=== Reading text ===
MPU Background and issues

The MPU is a -200 MPU which is very similar to the Bally -35 board with the exception that the -200 has a second 5101 Chip and it runs at a higher clock speed. It is a VERY stable board, and has far less hassles if you want to upgrade the board to using 2732K Eproms to replace the original masked ROMS.

The problem with the original masked ROMs is that they are no longer available, and when they are damaged, the only real fix is to replace them with Eproms. 2716K or 2732K are the options. For the Galaxy MPU, it had an issue whereby the board would be "locked on" every 10 reboots. The problem is typical of these boards if the ROM sockets are bad, component failure (one of the ROMs, PIA or CPU) or corrosion from the battery around the reset section.

For this particular board, the masked ROMs had brittle legs. One of the legs on U1 ROM was broken after I attempted to clean it with sandpaper. The only option was to upgrade the ROMs. I downloaded the ROMs from the Internet Pinball Database and combined them into one binary file. Then I used my Willem Programmer to program the new ROMs on to 2732K Eproms. Then next step was to set the correct jumpers on the MPU to accommodate 2732K Eproms. According to Clay's guide, the jumpers should be set to ;

E1-E2
E4-E5
E13-E15
E24-E25
E16-E18
E32-E33
E34-E35

The process to convert the original board is simple. Record the current jumper configuration. If it is a factory configuration, then this is the procedure to convert the  board for 2732K Eproms ;

Remove E2-E3
Solder E1-E2
Remove E5-E7
Solder E4-E5
Remove E8-E9
Remove E12-E13
Solder E13-E15
Remove E19-E20
Remove E22-E25
Solder E24-E25
Remove E26-E28
Remove E29-E31

This will give you a configuration for a combined U1 + U2 on a 2732K Eprom, installed in the U2 Socket, and a combined U5 + U6 on a 2732K Eprom, installed in the U6 Socket

Completing this process gave me a bootable -200 board with new 2732K Eproms at U2 and U6

The problem of the boot sequence locking up once every 10 boots is still a problem. A neat little test it to short out pins 39-40 on the CPU. This simulates a RESET of the CPU, which is the same as the RESET signal from the reset circuit. It worked every time, and the real test was to have the reset work at the CPU when the board was locked. Time to "bite the bullet" and replace the Reset Circuit with a Corrosion Kit from GPE. I've done PLENTY of these in the past, so they are easy - and it is time to document it.
=== Dataset entries ===
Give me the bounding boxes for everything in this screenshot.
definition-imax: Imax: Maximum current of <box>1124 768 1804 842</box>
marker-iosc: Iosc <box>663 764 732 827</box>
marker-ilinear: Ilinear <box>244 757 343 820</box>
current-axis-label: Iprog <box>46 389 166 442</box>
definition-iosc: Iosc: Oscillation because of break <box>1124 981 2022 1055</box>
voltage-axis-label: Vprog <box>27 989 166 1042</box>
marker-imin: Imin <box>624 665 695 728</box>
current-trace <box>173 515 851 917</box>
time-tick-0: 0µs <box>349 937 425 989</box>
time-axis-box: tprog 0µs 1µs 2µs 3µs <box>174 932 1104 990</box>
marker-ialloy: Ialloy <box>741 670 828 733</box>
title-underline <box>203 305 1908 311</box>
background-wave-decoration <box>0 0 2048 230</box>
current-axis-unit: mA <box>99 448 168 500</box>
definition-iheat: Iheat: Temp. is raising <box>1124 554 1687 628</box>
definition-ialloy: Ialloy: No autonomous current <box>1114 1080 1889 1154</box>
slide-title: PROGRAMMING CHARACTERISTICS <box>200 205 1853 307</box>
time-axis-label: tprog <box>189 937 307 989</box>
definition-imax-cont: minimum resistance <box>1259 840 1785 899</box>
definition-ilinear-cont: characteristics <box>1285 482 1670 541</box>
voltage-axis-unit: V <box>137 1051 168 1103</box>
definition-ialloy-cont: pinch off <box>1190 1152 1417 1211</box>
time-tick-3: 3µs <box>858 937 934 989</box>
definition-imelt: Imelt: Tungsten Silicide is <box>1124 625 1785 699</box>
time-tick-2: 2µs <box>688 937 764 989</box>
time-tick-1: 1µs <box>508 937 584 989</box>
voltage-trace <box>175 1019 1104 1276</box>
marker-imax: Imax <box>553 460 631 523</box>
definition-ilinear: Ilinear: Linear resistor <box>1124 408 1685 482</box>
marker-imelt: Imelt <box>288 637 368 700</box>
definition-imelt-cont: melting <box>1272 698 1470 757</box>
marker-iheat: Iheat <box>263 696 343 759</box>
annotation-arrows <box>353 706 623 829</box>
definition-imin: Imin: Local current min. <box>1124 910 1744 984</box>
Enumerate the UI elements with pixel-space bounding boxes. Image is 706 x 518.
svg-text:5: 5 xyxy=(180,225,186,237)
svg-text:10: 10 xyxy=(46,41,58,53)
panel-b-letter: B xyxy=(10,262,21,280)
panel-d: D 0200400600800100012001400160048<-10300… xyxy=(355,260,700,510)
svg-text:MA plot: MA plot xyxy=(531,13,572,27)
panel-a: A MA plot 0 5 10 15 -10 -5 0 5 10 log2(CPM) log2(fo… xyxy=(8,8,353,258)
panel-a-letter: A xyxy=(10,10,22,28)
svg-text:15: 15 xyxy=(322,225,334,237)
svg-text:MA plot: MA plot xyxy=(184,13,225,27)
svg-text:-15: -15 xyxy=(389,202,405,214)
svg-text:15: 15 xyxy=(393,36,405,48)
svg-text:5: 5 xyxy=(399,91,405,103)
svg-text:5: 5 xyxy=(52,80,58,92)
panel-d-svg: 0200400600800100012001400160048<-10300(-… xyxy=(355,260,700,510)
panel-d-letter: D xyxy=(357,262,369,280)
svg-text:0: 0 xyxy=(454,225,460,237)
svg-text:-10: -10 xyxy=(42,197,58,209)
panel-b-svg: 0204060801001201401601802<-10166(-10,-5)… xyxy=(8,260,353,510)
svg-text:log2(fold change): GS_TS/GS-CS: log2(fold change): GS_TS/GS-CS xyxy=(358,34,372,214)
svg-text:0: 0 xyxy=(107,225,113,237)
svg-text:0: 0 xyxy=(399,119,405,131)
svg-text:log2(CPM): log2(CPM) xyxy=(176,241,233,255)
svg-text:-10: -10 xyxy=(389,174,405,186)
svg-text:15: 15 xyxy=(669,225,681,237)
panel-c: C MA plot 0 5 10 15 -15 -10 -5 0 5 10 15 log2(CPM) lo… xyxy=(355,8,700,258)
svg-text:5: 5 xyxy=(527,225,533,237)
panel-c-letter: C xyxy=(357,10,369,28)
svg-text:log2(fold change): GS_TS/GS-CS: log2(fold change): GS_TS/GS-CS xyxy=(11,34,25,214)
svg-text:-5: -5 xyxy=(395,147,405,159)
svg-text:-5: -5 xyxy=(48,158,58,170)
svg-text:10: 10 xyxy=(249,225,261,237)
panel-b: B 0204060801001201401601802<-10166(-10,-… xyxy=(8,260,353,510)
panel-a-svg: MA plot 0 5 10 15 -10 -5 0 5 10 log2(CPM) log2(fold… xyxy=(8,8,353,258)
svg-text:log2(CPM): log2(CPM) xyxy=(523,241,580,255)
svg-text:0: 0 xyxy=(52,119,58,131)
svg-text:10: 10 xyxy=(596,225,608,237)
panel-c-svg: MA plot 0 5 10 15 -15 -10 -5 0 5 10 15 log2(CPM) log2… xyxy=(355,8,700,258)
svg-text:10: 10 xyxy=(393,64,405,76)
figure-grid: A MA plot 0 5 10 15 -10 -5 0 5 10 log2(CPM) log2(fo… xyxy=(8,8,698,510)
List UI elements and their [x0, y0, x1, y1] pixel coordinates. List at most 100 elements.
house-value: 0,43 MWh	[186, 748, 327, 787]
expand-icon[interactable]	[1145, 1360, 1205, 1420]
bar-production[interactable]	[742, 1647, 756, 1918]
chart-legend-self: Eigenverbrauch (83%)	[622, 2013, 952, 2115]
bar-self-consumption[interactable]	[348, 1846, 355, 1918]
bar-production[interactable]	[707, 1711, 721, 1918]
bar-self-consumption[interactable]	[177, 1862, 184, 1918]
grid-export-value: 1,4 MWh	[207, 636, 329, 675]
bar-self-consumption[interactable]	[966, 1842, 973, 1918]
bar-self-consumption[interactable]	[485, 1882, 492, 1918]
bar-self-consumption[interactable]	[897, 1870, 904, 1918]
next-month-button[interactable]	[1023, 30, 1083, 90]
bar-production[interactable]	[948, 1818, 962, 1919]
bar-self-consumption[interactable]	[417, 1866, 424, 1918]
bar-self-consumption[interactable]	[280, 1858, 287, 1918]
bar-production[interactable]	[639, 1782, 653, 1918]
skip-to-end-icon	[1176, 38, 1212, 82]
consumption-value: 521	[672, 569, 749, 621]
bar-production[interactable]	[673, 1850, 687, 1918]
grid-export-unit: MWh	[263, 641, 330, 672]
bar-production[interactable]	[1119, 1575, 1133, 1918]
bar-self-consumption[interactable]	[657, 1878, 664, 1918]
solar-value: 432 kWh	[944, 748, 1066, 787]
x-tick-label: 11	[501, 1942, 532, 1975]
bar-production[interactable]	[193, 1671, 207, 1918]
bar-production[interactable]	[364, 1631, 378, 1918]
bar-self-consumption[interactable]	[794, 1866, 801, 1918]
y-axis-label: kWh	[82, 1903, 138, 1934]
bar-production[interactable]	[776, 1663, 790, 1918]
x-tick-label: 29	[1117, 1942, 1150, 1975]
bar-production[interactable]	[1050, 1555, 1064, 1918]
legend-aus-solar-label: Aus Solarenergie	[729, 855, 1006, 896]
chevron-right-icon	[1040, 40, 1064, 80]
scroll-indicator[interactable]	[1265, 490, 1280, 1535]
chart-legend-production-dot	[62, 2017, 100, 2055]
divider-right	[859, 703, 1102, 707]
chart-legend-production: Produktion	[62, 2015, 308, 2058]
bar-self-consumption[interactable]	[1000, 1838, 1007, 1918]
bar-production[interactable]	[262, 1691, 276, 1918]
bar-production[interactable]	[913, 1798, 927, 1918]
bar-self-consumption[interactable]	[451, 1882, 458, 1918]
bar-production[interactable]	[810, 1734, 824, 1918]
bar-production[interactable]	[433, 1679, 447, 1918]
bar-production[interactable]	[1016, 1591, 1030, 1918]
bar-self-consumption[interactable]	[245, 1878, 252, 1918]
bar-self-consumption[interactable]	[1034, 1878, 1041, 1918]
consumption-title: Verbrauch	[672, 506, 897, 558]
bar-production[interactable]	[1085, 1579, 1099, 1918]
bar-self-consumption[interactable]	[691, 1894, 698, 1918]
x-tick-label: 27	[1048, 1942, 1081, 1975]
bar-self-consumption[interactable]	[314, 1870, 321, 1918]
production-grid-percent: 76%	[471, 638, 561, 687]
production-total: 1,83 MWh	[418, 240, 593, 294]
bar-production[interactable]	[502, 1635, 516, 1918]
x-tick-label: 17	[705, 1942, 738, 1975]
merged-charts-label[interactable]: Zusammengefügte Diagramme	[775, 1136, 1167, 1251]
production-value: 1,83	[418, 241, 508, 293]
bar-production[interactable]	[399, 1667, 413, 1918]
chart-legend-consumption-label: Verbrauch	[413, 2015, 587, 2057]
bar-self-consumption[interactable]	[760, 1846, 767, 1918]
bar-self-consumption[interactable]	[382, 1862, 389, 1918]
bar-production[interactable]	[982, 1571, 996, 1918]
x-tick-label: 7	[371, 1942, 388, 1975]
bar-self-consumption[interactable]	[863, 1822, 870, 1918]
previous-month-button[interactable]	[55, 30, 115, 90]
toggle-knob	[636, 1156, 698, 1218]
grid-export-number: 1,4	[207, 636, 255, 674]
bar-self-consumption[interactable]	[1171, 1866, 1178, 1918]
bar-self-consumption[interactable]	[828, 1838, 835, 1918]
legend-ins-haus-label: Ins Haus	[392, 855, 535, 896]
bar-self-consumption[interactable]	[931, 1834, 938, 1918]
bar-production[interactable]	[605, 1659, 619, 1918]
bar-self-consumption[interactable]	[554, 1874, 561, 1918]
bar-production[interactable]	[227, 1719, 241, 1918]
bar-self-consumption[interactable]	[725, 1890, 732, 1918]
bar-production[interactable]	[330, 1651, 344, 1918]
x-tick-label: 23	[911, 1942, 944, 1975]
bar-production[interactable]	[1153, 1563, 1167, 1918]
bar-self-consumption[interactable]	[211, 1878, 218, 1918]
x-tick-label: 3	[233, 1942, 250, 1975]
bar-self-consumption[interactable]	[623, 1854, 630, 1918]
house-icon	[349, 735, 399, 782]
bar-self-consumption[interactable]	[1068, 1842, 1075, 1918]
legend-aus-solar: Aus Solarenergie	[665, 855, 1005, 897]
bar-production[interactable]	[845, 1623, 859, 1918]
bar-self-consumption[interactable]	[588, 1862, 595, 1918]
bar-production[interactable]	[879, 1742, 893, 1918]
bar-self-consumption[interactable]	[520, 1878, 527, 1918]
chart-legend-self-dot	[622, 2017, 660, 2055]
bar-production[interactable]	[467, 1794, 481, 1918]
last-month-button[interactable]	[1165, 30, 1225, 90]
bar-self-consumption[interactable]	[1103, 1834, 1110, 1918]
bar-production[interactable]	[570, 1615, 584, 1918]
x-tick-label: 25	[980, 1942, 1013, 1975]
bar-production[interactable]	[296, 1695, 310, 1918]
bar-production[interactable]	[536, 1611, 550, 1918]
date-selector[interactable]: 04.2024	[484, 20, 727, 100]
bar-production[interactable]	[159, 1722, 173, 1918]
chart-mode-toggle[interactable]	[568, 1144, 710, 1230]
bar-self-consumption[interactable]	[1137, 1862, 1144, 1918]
===
- The tasks
1. Decide whether each statement agrees with the MPU repair text, answering yes or no and quoting the deciding words from it: (a) The -200 board has a second 5101 chip that the -35 board lacks. (b) The new ROMs were programmed onto 2716K Eproms. (c) After the conversion, the board no longer locked up once every 10 boots.
2. Please carry on the MPU repair text, picking up after its final sentence.
The rows aren't needed here.

- Responses for each task
1.
(a) Yes: "the -200 has a second 5101 Chip"
(b) No: "Then I used my Willem Programmer to program the new ROMs on to 2732K Eproms."
(c) No: "The problem of the boot sequence locking up once every 10 boots is still a problem."

2.
The MPU Board

Here's the Galaxy MPU board with the replacement Eproms installed. It boots 9/10 times. The battery is removed revealing only a small small amount of corrosion - but even the smallest amount can cause problems. I will be components in the reset section.



The Reset Section

In the picture below, you can just see evidence of the corrosion. R1, R3, Q1 and Q5. These will be the culprits, but rather than replace them, I always replace all components in this "corrosion zone". You can also see sections like the base of R12 - this is the start of a potential problem. The damage has been done.




CMOS RAM 5101

Rule of thumb - Wear a static wrist strap and use the correct tools to remove the 5101. DO NOT TOUCH THE LEGS. They are CMOS devices suseptible to static and they are easily damaged. I've done a few in the past. They are expensive and are fast becoming a rare part. Please be careful !

In the picture below I've removed the 5101 CMOS chips. I've prized the socket free of the board because I noticed some corrosion. The photo is not the greatest quality, but those pins ARE BADLY corroded. The clue was evident once the 5101 was removed. Even under the board, on the solder side, there was evidence of corrosion.




This is a poor picture - but it explains how to remove the legs without damaging the solder pads. Use a fine tipped soldering iron. Place the iron on the tip of the pin. Drop some solder on the iron / pin until you see the pin is moving free. GENTLY raise the pin out of the socket. You can use needle nose pliers. I use the iron because I've been using this technique for years on far worse boards.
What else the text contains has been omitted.